# TASK OBJECTIVE
Please update the lines of the records starting at the one containing "y-tick-label: 0 bbox=[109, 322, 120, 342]" and ending at the one containing "mean-marker bbox=[725, 347, 743, 364]" by replacing "mean-marker" with "average-marker" wherever it occurs, leaving everything else unchanged. Give back only those lines.

Spatial annotation records
----

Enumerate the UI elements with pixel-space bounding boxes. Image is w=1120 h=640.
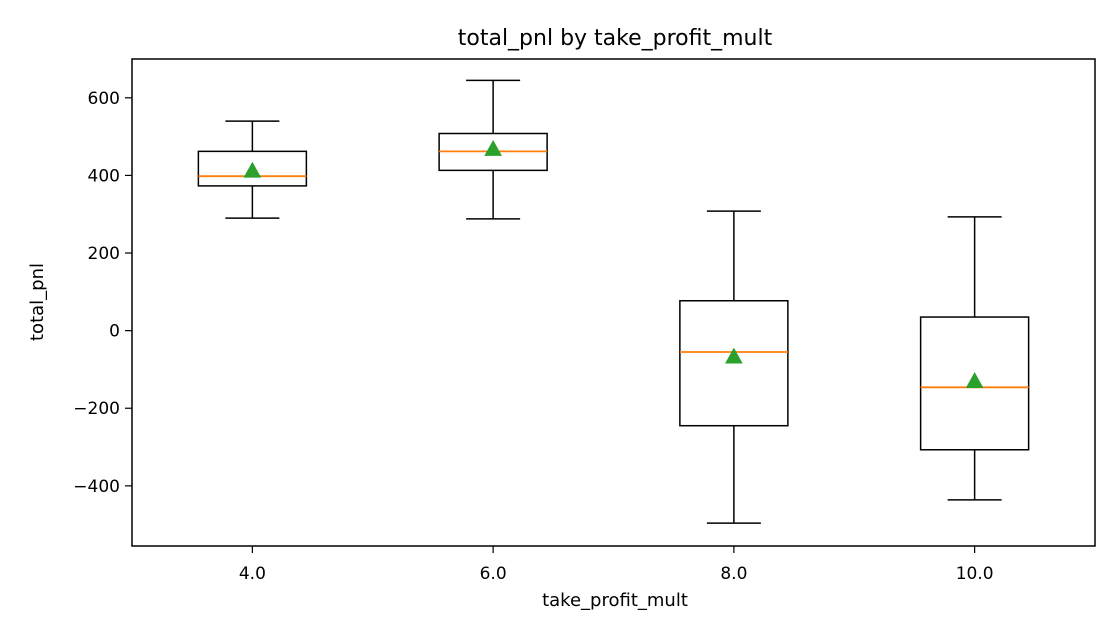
y-tick-label: 0 bbox=[109, 322, 120, 342]
box bbox=[919, 316, 1030, 451]
mean-marker bbox=[484, 139, 502, 156]
y-axis: 600 400 200 0 −200 −400 bbox=[73, 89, 132, 497]
mean-marker bbox=[243, 161, 262, 178]
x-tick-label: 6.0 bbox=[480, 564, 507, 584]
box bbox=[197, 150, 308, 187]
plot-frame bbox=[131, 58, 1096, 547]
box bbox=[679, 300, 789, 427]
mean-marker bbox=[725, 347, 743, 364]
box-group-6-0 bbox=[438, 79, 548, 220]
box-group-4-0 bbox=[197, 120, 308, 219]
mean-marker bbox=[965, 372, 984, 388]
plot-area bbox=[197, 79, 1030, 524]
y-tick-label: −200 bbox=[73, 399, 120, 419]
y-tick-label: −400 bbox=[73, 477, 120, 497]
y-tick-label: 600 bbox=[88, 89, 120, 109]
x-tick-label: 10.0 bbox=[956, 564, 994, 584]
x-tick-label: 4.0 bbox=[239, 564, 266, 584]
x-axis-label: take_profit_mult bbox=[542, 590, 688, 611]
y-tick-label: 400 bbox=[88, 166, 120, 186]
box-group-10-0 bbox=[919, 216, 1030, 501]
y-axis-label: total_pnl bbox=[27, 263, 48, 341]
chart-title: total_pnl by take_profit_mult bbox=[458, 26, 773, 51]
x-axis: 4.0 6.0 8.0 10.0 bbox=[239, 546, 994, 584]
x-tick-label: 8.0 bbox=[720, 564, 747, 584]
y-tick-label: 200 bbox=[88, 244, 120, 264]
box-group-8-0 bbox=[679, 210, 789, 524]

----

# FINAL RESULT
y-tick-label: 0 bbox=[109, 322, 120, 342]
box bbox=[919, 316, 1030, 451]
average-marker bbox=[484, 139, 502, 156]
y-axis: 600 400 200 0 −200 −400 bbox=[73, 89, 132, 497]
average-marker bbox=[243, 161, 262, 178]
x-tick-label: 6.0 bbox=[480, 564, 507, 584]
box bbox=[197, 150, 308, 187]
plot-frame bbox=[131, 58, 1096, 547]
box bbox=[679, 300, 789, 427]
average-marker bbox=[725, 347, 743, 364]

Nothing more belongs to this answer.